Data records
■ ■ ■ ■ ■ ■ ■

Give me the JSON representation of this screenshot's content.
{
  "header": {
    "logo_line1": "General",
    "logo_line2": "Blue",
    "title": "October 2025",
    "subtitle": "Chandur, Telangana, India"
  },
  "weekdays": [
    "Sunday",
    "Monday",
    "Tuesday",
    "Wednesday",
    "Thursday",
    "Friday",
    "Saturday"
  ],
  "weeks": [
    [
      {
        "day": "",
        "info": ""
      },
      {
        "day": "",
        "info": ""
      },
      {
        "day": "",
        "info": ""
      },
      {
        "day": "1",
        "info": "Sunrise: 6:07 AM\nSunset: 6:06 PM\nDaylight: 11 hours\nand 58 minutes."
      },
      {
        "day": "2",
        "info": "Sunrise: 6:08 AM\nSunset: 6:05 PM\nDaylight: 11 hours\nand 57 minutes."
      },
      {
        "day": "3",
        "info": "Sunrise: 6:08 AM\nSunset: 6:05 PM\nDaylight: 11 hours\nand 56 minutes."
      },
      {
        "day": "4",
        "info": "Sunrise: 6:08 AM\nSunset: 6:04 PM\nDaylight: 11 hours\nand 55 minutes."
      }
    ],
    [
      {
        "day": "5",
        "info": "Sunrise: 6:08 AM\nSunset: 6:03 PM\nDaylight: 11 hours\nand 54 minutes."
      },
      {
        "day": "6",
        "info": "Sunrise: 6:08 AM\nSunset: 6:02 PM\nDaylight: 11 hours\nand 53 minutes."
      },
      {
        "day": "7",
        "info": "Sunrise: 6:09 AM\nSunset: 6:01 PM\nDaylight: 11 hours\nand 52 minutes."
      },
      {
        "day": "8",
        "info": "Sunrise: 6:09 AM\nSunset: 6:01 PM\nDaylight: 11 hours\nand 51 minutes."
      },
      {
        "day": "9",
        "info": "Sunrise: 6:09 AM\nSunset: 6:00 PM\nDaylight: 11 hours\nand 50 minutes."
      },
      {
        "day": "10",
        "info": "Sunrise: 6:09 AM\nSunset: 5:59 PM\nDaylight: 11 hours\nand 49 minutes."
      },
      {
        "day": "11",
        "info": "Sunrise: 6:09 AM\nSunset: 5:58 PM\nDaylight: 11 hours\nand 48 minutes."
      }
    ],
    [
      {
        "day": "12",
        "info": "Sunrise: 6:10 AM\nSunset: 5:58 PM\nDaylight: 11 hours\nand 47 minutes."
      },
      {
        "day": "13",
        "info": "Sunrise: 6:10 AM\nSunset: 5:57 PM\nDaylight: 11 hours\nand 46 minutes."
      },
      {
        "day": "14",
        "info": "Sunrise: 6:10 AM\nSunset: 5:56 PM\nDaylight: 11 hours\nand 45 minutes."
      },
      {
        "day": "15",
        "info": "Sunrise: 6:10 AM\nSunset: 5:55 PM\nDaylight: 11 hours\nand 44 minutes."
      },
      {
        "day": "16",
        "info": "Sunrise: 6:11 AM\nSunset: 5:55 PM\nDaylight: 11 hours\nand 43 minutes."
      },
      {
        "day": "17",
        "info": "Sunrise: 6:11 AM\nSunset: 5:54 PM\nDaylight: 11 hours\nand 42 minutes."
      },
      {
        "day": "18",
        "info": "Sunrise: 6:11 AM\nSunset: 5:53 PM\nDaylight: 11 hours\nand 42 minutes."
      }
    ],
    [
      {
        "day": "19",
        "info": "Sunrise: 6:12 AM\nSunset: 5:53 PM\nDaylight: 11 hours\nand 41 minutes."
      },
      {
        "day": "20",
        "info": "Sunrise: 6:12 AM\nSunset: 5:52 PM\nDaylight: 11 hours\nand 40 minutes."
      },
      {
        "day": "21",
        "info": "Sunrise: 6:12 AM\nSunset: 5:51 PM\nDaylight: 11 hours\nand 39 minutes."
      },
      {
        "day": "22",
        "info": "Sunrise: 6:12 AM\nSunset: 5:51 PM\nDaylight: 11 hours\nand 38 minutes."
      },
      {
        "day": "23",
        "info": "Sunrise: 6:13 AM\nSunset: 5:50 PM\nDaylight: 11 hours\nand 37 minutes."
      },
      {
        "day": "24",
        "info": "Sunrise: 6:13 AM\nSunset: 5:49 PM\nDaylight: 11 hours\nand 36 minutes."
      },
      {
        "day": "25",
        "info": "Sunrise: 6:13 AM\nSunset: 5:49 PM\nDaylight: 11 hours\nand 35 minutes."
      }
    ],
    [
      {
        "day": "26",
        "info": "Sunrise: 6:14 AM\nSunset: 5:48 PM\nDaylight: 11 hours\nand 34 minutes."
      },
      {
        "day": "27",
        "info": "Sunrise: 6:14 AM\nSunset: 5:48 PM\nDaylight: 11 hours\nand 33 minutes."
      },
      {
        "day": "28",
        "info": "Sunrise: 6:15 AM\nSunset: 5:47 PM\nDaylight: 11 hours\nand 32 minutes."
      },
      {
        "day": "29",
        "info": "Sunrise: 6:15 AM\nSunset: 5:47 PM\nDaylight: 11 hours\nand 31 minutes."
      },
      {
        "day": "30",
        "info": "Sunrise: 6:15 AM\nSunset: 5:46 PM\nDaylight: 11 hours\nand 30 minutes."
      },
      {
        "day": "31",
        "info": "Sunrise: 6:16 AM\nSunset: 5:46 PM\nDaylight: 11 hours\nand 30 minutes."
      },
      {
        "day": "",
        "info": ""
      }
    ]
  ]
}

■ ■ ■ ■ ■ ■ ■

→ **EXERCISE INSTRUCTIONS**
Repeat the records above in full, character for character.

→ **ANSWER TO THIS EXERCISE**
Give me the JSON representation of this screenshot's content.
{
  "header": {
    "logo_line1": "General",
    "logo_line2": "Blue",
    "title": "October 2025",
    "subtitle": "Chandur, Telangana, India"
  },
  "weekdays": [
    "Sunday",
    "Monday",
    "Tuesday",
    "Wednesday",
    "Thursday",
    "Friday",
    "Saturday"
  ],
  "weeks": [
    [
      {
        "day": "",
        "info": ""
      },
      {
        "day": "",
        "info": ""
      },
      {
        "day": "",
        "info": ""
      },
      {
        "day": "1",
        "info": "Sunrise: 6:07 AM\nSunset: 6:06 PM\nDaylight: 11 hours\nand 58 minutes."
      },
      {
        "day": "2",
        "info": "Sunrise: 6:08 AM\nSunset: 6:05 PM\nDaylight: 11 hours\nand 57 minutes."
      },
      {
        "day": "3",
        "info": "Sunrise: 6:08 AM\nSunset: 6:05 PM\nDaylight: 11 hours\nand 56 minutes."
      },
      {
        "day": "4",
        "info": "Sunrise: 6:08 AM\nSunset: 6:04 PM\nDaylight: 11 hours\nand 55 minutes."
      }
    ],
    [
      {
        "day": "5",
        "info": "Sunrise: 6:08 AM\nSunset: 6:03 PM\nDaylight: 11 hours\nand 54 minutes."
      },
      {
        "day": "6",
        "info": "Sunrise: 6:08 AM\nSunset: 6:02 PM\nDaylight: 11 hours\nand 53 minutes."
      },
      {
        "day": "7",
        "info": "Sunrise: 6:09 AM\nSunset: 6:01 PM\nDaylight: 11 hours\nand 52 minutes."
      },
      {
        "day": "8",
        "info": "Sunrise: 6:09 AM\nSunset: 6:01 PM\nDaylight: 11 hours\nand 51 minutes."
      },
      {
        "day": "9",
        "info": "Sunrise: 6:09 AM\nSunset: 6:00 PM\nDaylight: 11 hours\nand 50 minutes."
      },
      {
        "day": "10",
        "info": "Sunrise: 6:09 AM\nSunset: 5:59 PM\nDaylight: 11 hours\nand 49 minutes."
      },
      {
        "day": "11",
        "info": "Sunrise: 6:09 AM\nSunset: 5:58 PM\nDaylight: 11 hours\nand 48 minutes."
      }
    ],
    [
      {
        "day": "12",
        "info": "Sunrise: 6:10 AM\nSunset: 5:58 PM\nDaylight: 11 hours\nand 47 minutes."
      },
      {
        "day": "13",
        "info": "Sunrise: 6:10 AM\nSunset: 5:57 PM\nDaylight: 11 hours\nand 46 minutes."
      },
      {
        "day": "14",
        "info": "Sunrise: 6:10 AM\nSunset: 5:56 PM\nDaylight: 11 hours\nand 45 minutes."
      },
      {
        "day": "15",
        "info": "Sunrise: 6:10 AM\nSunset: 5:55 PM\nDaylight: 11 hours\nand 44 minutes."
      },
      {
        "day": "16",
        "info": "Sunrise: 6:11 AM\nSunset: 5:55 PM\nDaylight: 11 hours\nand 43 minutes."
      },
      {
        "day": "17",
        "info": "Sunrise: 6:11 AM\nSunset: 5:54 PM\nDaylight: 11 hours\nand 42 minutes."
      },
      {
        "day": "18",
        "info": "Sunrise: 6:11 AM\nSunset: 5:53 PM\nDaylight: 11 hours\nand 42 minutes."
      }
    ],
    [
      {
        "day": "19",
        "info": "Sunrise: 6:12 AM\nSunset: 5:53 PM\nDaylight: 11 hours\nand 41 minutes."
      },
      {
        "day": "20",
        "info": "Sunrise: 6:12 AM\nSunset: 5:52 PM\nDaylight: 11 hours\nand 40 minutes."
      },
      {
        "day": "21",
        "info": "Sunrise: 6:12 AM\nSunset: 5:51 PM\nDaylight: 11 hours\nand 39 minutes."
      },
      {
        "day": "22",
        "info": "Sunrise: 6:12 AM\nSunset: 5:51 PM\nDaylight: 11 hours\nand 38 minutes."
      },
      {
        "day": "23",
        "info": "Sunrise: 6:13 AM\nSunset: 5:50 PM\nDaylight: 11 hours\nand 37 minutes."
      },
      {
        "day": "24",
        "info": "Sunrise: 6:13 AM\nSunset: 5:49 PM\nDaylight: 11 hours\nand 36 minutes."
      },
      {
        "day": "25",
        "info": "Sunrise: 6:13 AM\nSunset: 5:49 PM\nDaylight: 11 hours\nand 35 minutes."
      }
    ],
    [
      {
        "day": "26",
        "info": "Sunrise: 6:14 AM\nSunset: 5:48 PM\nDaylight: 11 hours\nand 34 minutes."
      },
      {
        "day": "27",
        "info": "Sunrise: 6:14 AM\nSunset: 5:48 PM\nDaylight: 11 hours\nand 33 minutes."
      },
      {
        "day": "28",
        "info": "Sunrise: 6:15 AM\nSunset: 5:47 PM\nDaylight: 11 hours\nand 32 minutes."
      },
      {
        "day": "29",
        "info": "Sunrise: 6:15 AM\nSunset: 5:47 PM\nDaylight: 11 hours\nand 31 minutes."
      },
      {
        "day": "30",
        "info": "Sunrise: 6:15 AM\nSunset: 5:46 PM\nDaylight: 11 hours\nand 30 minutes."
      },
      {
        "day": "31",
        "info": "Sunrise: 6:16 AM\nSunset: 5:46 PM\nDaylight: 11 hours\nand 30 minutes."
      },
      {
        "day": "",
        "info": ""
      }
    ]
  ]
}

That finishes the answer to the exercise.